Task directions: Go through the material below and count the lines with the string "bottom"; the number is the whole answer.

The data:
▬▬▬▬▬▬▬▬▬▬

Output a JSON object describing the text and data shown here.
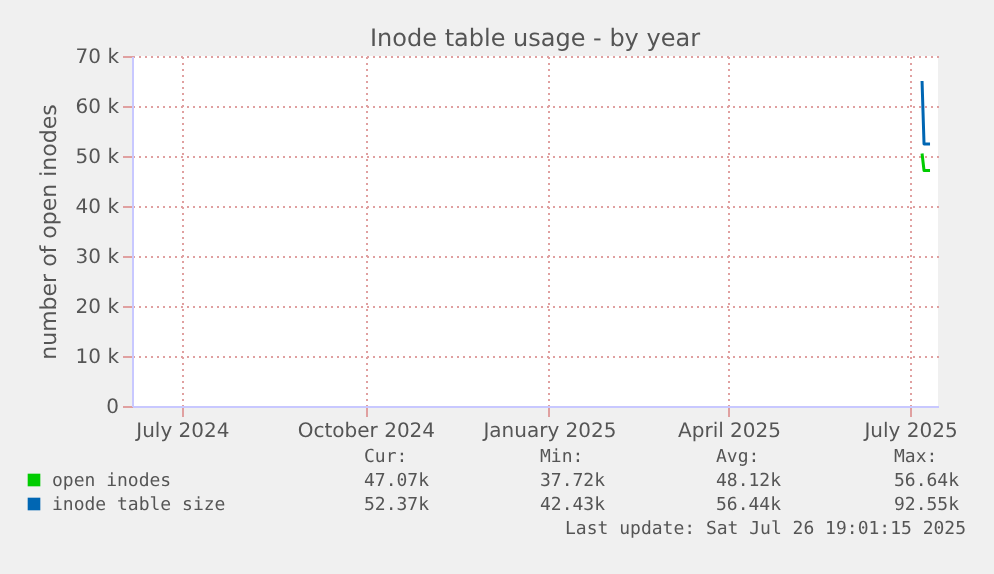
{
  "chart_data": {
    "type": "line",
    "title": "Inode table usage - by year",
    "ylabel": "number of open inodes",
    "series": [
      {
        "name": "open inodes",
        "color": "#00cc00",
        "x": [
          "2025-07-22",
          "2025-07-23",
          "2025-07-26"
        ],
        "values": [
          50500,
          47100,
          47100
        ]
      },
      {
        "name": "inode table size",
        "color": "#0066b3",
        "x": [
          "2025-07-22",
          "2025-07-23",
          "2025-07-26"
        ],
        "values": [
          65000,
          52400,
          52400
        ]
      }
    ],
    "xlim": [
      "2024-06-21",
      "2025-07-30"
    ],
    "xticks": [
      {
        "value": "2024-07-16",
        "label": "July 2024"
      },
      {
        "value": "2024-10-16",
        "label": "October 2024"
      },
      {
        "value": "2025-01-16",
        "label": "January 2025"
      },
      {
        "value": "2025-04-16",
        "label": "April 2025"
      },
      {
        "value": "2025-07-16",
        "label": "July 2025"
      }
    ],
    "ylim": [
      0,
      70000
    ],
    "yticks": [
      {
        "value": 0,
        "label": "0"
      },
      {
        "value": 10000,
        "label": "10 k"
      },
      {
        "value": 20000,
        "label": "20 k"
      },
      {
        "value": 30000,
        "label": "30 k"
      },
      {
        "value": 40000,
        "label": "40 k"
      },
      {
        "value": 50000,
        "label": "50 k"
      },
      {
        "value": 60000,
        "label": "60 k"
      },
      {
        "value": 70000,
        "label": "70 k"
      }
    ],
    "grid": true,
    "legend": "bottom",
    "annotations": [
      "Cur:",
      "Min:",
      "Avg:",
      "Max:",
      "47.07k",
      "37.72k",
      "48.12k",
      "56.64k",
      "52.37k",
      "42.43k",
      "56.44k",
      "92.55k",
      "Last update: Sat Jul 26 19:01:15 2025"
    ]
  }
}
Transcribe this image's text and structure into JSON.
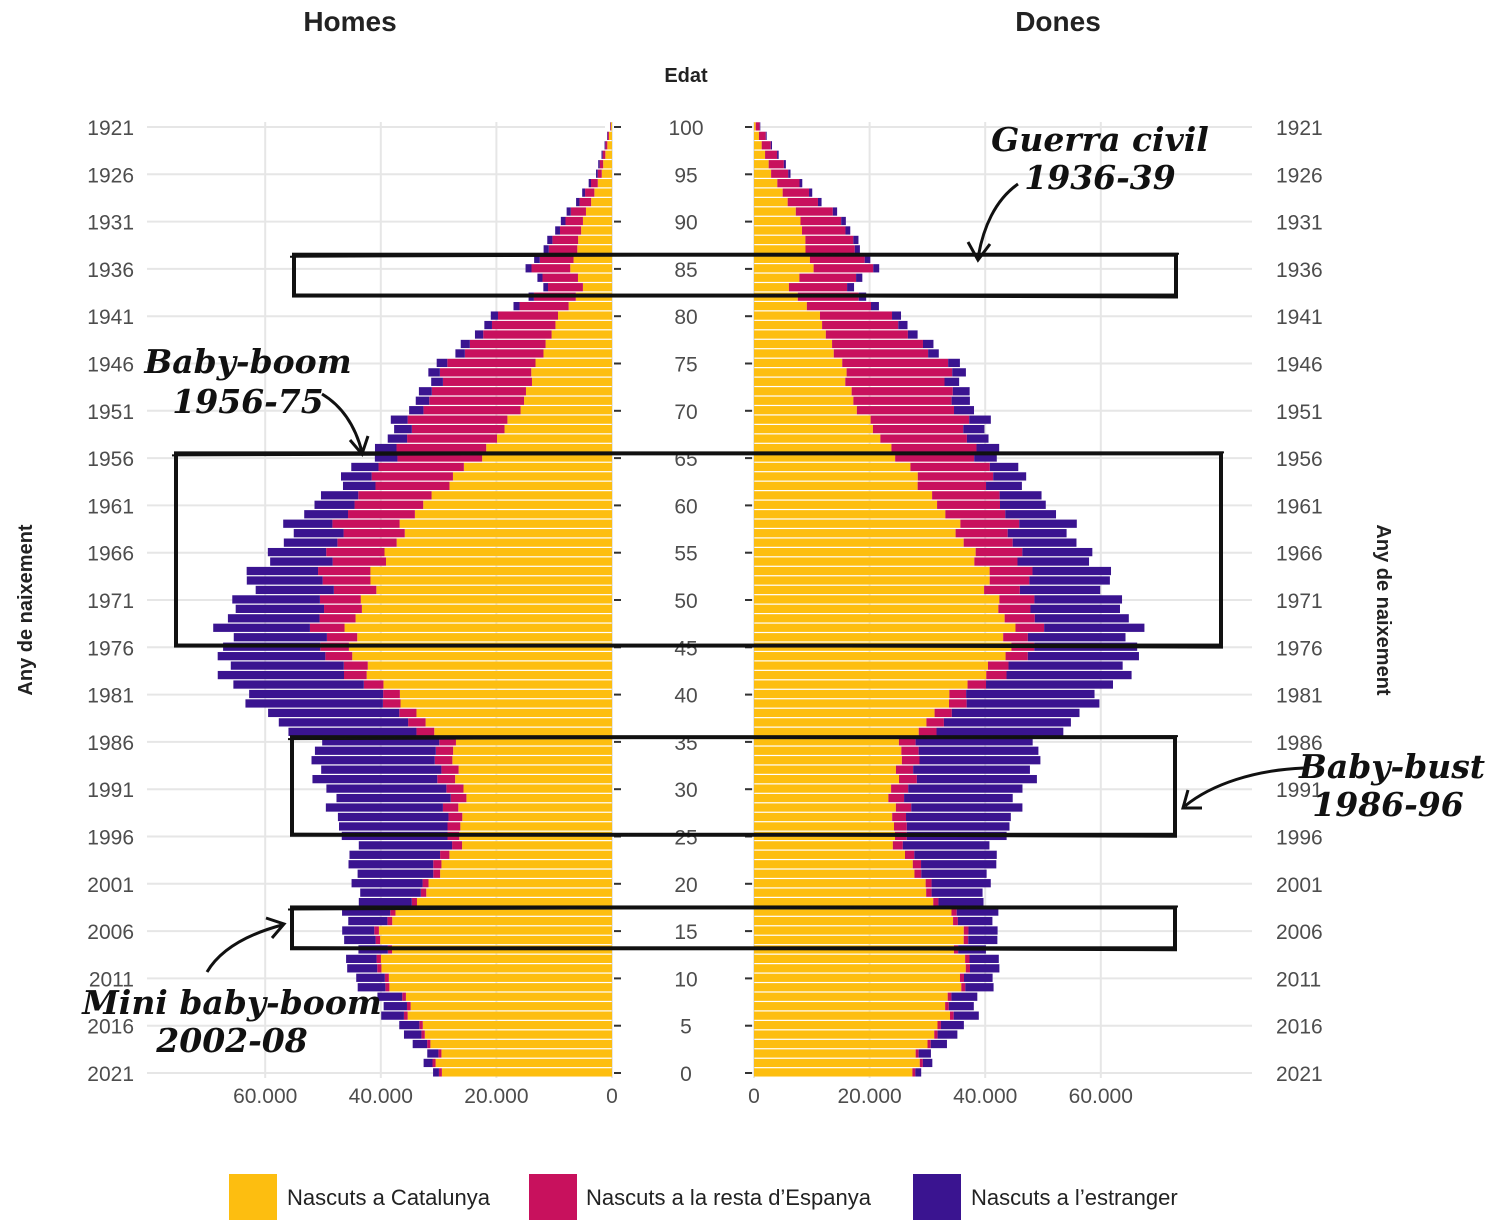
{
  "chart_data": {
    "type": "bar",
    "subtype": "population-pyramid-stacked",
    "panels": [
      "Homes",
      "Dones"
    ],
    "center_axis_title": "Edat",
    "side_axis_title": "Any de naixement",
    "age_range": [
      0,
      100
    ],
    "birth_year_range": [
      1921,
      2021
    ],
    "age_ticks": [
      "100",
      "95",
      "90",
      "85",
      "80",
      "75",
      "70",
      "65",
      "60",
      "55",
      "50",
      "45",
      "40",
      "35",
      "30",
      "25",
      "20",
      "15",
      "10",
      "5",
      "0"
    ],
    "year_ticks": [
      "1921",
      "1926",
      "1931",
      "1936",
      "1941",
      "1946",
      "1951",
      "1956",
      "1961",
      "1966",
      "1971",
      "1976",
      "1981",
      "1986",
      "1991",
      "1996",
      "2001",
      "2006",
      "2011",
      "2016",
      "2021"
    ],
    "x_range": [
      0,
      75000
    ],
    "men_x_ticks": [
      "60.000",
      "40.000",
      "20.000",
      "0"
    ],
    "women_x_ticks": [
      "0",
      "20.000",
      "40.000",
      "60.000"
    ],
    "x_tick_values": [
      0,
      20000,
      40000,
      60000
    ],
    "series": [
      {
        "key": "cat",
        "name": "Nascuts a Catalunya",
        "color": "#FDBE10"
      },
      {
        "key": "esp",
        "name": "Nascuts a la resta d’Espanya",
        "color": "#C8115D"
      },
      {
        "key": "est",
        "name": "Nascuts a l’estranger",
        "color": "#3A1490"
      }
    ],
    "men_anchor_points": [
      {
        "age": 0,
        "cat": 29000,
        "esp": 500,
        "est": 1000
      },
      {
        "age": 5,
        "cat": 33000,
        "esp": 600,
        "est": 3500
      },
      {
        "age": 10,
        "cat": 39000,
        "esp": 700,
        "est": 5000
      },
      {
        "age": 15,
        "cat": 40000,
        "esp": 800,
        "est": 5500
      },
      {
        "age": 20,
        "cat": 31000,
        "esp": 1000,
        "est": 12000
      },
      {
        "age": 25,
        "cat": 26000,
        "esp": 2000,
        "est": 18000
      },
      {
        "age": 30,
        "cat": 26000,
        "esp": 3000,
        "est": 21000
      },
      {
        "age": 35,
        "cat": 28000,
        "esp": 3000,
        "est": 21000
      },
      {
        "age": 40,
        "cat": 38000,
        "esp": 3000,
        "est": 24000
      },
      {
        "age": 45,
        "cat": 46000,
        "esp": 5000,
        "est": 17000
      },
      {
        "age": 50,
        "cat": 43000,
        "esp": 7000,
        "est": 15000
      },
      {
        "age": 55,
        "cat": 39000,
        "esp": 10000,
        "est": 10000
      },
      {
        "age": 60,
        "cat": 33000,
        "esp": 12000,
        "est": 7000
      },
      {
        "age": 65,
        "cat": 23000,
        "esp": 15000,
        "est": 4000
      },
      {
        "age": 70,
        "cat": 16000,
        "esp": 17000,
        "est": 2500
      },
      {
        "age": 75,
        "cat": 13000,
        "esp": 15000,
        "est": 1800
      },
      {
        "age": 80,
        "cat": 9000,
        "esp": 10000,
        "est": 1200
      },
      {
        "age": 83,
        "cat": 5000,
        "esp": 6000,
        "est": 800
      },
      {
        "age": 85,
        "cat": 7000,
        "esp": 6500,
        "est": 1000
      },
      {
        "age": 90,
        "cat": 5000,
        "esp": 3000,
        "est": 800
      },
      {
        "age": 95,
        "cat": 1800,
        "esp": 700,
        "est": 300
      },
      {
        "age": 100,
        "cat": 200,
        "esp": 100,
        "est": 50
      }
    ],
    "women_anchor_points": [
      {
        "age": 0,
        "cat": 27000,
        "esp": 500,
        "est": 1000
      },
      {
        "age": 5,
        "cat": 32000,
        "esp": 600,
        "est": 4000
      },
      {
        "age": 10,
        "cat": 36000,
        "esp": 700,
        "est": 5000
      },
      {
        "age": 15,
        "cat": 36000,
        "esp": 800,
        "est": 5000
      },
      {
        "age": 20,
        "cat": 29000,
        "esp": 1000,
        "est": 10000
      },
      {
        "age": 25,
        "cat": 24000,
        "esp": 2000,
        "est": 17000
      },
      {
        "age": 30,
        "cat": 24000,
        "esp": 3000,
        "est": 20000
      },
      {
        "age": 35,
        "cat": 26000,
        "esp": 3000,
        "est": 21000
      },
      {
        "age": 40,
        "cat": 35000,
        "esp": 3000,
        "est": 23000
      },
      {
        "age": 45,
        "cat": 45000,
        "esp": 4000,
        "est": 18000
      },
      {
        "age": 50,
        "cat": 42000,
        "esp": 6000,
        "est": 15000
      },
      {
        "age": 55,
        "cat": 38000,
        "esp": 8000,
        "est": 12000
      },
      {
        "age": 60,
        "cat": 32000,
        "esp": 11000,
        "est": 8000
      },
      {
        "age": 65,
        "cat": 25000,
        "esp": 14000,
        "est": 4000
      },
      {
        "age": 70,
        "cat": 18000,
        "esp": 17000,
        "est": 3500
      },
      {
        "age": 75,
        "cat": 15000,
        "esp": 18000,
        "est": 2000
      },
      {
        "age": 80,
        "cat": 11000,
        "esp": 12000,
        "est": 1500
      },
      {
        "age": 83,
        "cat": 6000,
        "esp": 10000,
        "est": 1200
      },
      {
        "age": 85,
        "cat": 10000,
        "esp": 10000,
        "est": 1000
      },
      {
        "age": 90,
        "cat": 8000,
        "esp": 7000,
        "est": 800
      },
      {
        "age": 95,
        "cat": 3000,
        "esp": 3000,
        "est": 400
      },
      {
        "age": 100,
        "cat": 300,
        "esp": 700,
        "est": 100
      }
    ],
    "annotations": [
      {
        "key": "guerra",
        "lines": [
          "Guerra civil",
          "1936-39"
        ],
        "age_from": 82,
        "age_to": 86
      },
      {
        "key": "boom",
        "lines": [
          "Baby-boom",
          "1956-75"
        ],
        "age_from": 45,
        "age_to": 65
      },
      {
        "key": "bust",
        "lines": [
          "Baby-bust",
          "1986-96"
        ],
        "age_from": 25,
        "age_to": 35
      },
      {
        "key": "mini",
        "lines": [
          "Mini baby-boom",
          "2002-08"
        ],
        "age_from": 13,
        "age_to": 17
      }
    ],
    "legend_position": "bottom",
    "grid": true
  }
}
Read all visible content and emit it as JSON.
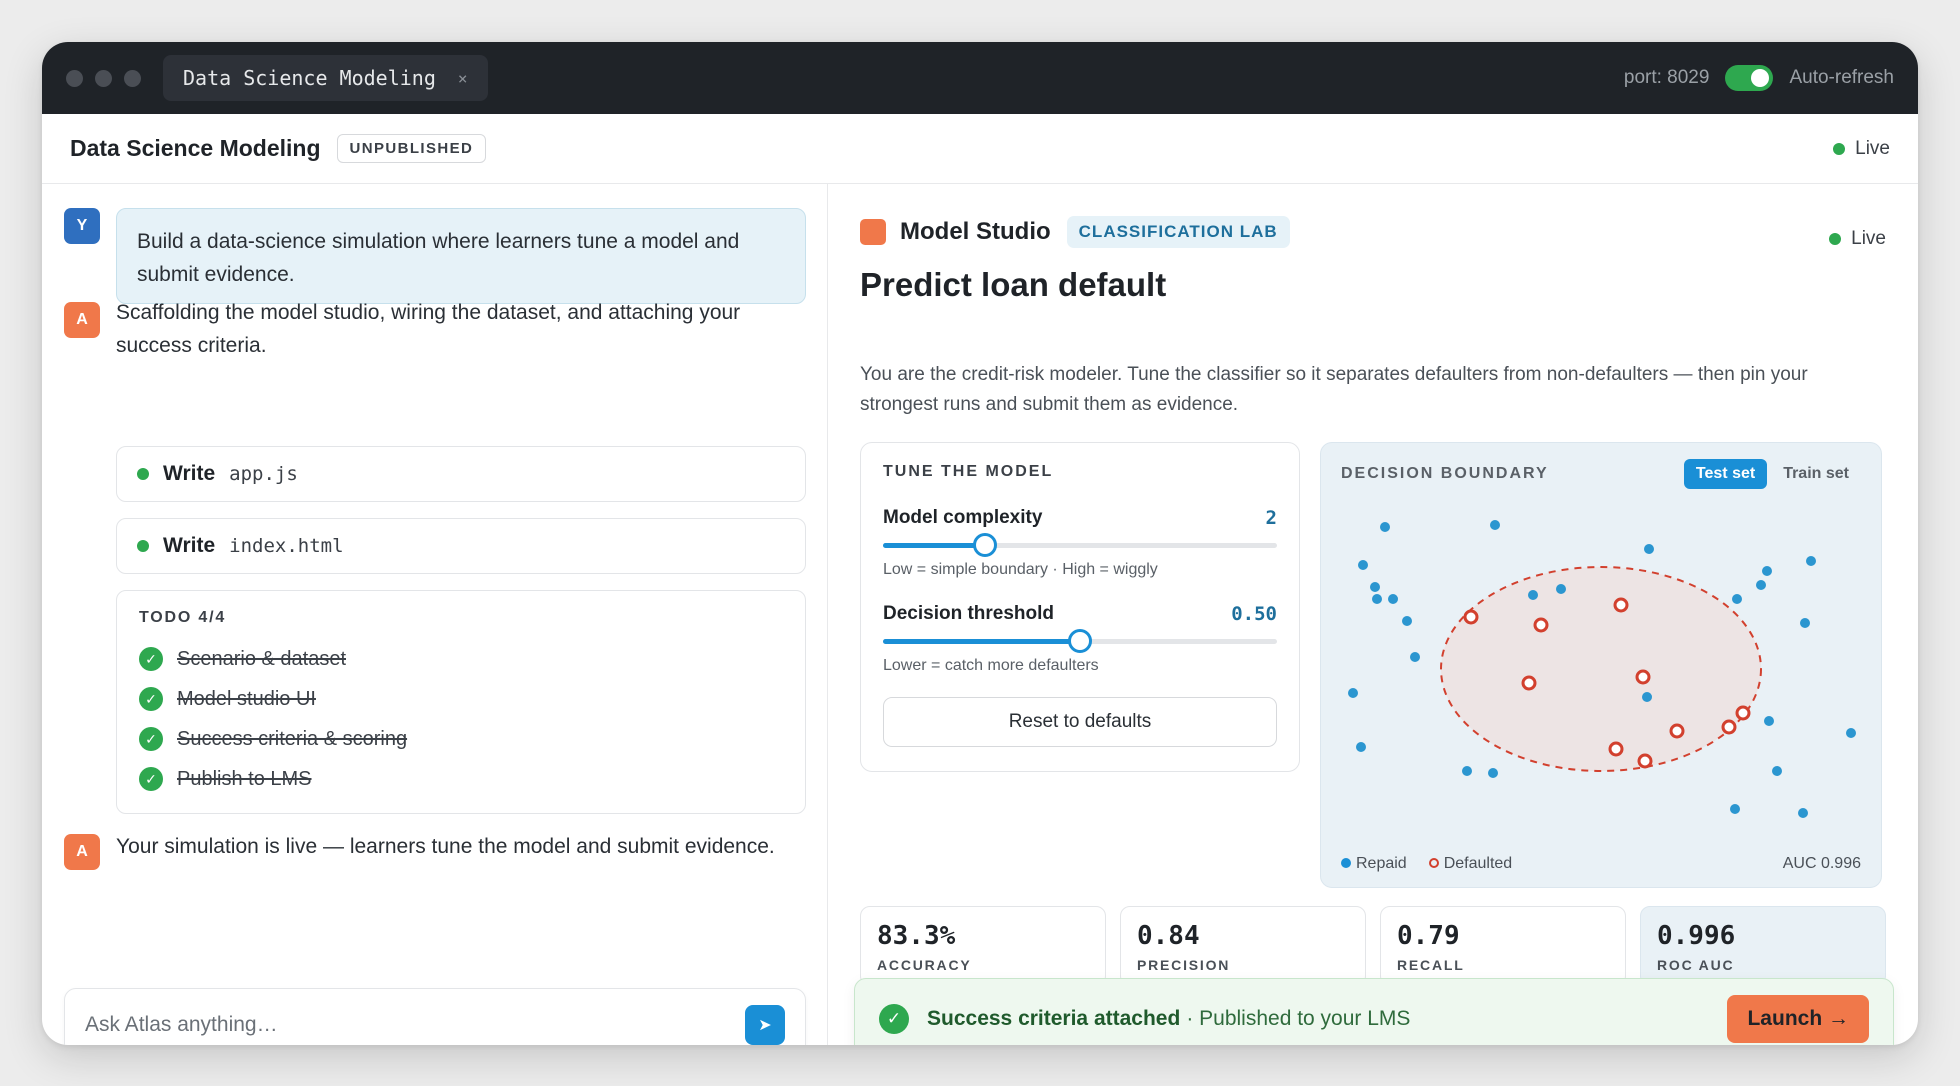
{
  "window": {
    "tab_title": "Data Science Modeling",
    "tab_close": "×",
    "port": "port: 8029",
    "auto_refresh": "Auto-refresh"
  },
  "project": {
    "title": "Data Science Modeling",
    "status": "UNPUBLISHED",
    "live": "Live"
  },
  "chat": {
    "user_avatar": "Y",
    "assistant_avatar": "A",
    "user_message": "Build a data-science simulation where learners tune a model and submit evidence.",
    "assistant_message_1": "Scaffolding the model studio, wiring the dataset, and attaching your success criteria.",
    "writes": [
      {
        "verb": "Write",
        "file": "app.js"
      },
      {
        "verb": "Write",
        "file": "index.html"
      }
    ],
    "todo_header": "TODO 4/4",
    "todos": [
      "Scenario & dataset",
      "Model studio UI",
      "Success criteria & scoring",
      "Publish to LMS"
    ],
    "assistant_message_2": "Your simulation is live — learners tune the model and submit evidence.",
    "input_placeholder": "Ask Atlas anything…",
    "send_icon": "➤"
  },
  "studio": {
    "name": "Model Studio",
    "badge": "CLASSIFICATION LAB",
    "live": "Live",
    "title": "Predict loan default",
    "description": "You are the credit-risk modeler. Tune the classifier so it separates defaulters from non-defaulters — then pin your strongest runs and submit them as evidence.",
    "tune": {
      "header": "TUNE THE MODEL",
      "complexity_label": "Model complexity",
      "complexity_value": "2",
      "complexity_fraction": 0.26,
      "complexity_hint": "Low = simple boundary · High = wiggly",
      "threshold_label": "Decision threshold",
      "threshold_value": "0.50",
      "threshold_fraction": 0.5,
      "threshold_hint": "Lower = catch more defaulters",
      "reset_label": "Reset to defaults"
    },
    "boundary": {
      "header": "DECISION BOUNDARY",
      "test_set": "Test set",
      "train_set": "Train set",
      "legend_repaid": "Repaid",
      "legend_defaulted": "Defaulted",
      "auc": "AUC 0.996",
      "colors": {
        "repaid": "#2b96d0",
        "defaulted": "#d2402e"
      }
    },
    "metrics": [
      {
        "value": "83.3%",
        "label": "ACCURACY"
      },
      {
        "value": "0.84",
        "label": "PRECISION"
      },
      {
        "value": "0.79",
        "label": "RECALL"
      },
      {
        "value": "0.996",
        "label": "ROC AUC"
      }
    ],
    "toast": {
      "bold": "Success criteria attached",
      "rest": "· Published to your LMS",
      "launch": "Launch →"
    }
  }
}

▬▬▬▬▬▬▬▬▬▬

Output of the task: 2